| REQUEST |
Filter the records below down to lines containing "Общедоступные".

| AVAILABLE RECORDS |
+ + + + + + +
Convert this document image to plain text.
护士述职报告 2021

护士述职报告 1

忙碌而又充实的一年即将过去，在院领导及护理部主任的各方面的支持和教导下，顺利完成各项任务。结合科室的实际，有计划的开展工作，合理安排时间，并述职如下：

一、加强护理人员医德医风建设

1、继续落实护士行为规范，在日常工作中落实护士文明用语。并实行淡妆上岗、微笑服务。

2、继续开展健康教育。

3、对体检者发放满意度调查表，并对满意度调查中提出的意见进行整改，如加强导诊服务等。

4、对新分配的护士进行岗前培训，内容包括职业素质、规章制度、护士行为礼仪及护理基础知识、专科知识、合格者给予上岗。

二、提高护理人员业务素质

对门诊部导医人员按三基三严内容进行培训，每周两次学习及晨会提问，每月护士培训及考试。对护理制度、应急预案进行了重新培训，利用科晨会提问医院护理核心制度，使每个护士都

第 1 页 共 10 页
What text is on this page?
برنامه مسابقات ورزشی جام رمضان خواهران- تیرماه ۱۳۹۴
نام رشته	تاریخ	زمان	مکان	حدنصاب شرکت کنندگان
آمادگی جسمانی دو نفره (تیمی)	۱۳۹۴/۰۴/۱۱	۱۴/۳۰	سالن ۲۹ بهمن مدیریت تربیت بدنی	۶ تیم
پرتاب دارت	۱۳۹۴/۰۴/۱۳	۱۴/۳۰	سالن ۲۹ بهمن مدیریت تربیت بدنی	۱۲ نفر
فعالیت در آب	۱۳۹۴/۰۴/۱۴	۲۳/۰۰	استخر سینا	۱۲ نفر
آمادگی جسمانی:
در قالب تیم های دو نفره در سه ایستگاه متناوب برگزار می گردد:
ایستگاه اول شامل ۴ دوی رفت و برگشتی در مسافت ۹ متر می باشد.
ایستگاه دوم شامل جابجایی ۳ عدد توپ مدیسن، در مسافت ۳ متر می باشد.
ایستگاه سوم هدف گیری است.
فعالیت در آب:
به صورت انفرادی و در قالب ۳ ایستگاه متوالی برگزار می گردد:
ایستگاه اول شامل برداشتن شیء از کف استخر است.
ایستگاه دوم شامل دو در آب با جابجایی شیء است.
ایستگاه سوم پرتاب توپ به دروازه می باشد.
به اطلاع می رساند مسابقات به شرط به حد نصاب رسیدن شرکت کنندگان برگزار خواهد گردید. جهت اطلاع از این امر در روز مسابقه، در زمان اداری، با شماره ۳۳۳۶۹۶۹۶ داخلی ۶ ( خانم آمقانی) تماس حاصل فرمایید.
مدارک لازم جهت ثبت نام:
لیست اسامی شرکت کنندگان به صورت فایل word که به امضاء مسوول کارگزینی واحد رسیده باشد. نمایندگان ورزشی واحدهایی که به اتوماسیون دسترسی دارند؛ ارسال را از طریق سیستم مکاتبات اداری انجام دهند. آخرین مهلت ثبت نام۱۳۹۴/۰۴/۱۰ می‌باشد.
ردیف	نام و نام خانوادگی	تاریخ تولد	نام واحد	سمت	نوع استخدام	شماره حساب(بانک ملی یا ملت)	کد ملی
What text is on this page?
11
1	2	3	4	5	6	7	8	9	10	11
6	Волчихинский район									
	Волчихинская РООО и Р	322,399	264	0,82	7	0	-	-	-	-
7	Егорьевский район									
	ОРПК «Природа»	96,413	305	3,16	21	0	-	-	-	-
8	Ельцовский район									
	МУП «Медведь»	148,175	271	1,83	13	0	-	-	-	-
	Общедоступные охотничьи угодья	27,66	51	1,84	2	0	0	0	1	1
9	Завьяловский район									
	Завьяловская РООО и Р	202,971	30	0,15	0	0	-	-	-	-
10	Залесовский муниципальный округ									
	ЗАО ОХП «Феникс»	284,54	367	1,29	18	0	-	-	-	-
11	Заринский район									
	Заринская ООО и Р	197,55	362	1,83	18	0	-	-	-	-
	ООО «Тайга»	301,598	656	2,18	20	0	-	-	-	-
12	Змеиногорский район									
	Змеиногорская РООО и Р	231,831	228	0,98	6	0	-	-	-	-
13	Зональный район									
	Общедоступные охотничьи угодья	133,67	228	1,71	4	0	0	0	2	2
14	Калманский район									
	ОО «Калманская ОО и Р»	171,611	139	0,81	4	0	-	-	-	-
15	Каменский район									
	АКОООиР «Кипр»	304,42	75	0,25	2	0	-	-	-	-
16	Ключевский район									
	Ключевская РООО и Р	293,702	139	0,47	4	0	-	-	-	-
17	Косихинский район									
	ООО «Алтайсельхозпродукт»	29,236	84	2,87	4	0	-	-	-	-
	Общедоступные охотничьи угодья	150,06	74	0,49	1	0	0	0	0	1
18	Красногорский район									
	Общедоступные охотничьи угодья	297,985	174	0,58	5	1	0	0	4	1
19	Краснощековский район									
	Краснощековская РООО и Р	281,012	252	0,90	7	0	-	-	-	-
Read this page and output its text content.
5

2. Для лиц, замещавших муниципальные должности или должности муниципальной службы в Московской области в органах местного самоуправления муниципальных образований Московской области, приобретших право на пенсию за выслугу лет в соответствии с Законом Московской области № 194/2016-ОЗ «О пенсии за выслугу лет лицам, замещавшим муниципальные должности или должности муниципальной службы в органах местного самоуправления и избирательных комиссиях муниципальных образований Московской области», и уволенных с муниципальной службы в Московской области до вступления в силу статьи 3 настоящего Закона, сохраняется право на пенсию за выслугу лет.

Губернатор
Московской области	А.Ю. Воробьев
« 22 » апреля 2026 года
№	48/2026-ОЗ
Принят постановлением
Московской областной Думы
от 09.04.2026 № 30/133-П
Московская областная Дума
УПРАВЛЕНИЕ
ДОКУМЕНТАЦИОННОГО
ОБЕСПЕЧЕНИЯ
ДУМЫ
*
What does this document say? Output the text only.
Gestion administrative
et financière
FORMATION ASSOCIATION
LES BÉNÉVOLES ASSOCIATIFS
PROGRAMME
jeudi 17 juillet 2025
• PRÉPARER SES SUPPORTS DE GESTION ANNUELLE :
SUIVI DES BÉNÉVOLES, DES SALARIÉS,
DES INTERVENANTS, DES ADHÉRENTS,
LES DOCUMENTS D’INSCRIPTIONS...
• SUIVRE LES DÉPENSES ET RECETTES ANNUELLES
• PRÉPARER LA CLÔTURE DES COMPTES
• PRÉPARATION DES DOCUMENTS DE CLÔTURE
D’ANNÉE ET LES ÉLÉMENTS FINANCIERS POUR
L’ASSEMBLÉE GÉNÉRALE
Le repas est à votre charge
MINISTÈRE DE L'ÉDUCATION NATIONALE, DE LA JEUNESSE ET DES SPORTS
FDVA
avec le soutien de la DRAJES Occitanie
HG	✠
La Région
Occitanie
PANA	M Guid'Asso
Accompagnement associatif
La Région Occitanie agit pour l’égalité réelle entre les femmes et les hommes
+ + + + + + +
| RESPONSE TO THIS EXERCISE |
	Общедоступные охотничьи угодья	27,66	51	1,84	2	0	0	0	1	1
	Общедоступные охотничьи угодья	133,67	228	1,71	4	0	0	0	2	2
	Общедоступные охотничьи угодья	150,06	74	0,49	1	0	0	0	0	1
	Общедоступные охотничьи угодья	297,985	174	0,58	5	1	0	0	4	1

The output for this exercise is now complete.